* Exercise details
Only the number is wanted: how many lines contain the string "企业管理技术开发合作协议"?

* Exercise data
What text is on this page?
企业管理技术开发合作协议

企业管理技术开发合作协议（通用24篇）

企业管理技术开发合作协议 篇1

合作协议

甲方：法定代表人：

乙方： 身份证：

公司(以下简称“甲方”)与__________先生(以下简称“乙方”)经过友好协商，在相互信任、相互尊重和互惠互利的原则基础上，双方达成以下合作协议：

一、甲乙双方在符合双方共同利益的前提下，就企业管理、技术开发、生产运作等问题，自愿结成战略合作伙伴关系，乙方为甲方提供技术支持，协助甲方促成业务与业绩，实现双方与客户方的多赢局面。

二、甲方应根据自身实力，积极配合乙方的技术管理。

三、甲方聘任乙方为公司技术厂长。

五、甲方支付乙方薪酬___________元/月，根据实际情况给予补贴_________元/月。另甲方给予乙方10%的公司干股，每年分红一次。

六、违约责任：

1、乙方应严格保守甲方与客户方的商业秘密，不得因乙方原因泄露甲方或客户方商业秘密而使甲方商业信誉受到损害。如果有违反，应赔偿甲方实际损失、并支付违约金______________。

* Written response
3